Go through the records and copy each line where the word "this" occurs.

───── DATA FOR ANALYSIS ─────

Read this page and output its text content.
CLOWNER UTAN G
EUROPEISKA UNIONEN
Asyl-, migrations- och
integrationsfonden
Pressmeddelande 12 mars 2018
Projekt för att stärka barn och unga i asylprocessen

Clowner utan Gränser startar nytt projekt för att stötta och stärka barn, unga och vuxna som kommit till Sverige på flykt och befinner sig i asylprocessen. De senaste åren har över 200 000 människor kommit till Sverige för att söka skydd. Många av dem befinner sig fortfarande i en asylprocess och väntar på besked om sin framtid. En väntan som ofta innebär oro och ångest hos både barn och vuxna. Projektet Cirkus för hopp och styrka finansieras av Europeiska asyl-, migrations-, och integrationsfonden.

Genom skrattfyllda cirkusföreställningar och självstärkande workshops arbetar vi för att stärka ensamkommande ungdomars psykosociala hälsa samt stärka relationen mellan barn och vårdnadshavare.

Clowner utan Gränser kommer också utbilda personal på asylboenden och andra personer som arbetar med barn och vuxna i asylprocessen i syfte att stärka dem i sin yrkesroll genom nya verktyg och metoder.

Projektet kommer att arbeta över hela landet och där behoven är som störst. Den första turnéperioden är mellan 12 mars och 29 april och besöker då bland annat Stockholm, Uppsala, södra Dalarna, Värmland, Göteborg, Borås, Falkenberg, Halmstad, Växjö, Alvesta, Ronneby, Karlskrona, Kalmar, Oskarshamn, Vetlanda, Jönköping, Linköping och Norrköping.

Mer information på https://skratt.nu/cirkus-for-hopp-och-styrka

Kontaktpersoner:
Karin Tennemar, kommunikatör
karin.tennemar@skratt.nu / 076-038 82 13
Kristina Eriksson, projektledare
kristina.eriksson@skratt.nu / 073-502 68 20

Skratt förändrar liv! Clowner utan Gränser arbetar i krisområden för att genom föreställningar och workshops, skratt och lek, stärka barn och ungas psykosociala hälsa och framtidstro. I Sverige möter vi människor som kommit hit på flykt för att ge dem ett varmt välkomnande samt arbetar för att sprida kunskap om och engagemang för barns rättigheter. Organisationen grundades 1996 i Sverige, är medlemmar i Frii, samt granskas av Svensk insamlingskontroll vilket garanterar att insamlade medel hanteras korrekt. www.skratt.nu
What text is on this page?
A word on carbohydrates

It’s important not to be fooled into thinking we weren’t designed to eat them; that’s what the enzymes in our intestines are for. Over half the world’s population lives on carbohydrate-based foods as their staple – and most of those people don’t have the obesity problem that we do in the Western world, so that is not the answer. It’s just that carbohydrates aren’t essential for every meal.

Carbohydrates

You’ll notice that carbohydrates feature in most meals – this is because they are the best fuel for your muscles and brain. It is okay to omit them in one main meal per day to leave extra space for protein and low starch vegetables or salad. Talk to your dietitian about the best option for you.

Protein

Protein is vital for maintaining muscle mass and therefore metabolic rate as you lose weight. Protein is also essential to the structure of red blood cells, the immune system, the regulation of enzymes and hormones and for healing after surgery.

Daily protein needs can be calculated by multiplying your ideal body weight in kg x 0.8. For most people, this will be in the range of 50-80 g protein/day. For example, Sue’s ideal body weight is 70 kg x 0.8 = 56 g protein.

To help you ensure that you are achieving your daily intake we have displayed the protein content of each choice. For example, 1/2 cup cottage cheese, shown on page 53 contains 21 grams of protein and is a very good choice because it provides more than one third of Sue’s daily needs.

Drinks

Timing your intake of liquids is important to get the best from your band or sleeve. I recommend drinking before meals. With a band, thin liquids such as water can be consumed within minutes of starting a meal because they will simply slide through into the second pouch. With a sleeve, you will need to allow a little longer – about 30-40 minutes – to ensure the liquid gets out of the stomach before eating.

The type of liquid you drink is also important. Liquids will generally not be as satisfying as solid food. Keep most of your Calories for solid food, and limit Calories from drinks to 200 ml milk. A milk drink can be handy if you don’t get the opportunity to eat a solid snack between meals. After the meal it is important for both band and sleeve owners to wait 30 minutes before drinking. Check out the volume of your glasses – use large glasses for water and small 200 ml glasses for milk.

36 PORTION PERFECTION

─────

> _ANSWER BOX_
Read this page and output its text content.
What text is on this page?
You’ll notice that carbohydrates feature in most meals – this is because they are the best fuel for your muscles and brain. It is okay to omit them in one main meal per day to leave extra space for protein and low starch vegetables or salad. Talk to your dietitian about the best option for you.
Daily protein needs can be calculated by multiplying your ideal body weight in kg x 0.8. For most people, this will be in the range of 50-80 g protein/day. For example, Sue’s ideal body weight is 70 kg x 0.8 = 56 g protein.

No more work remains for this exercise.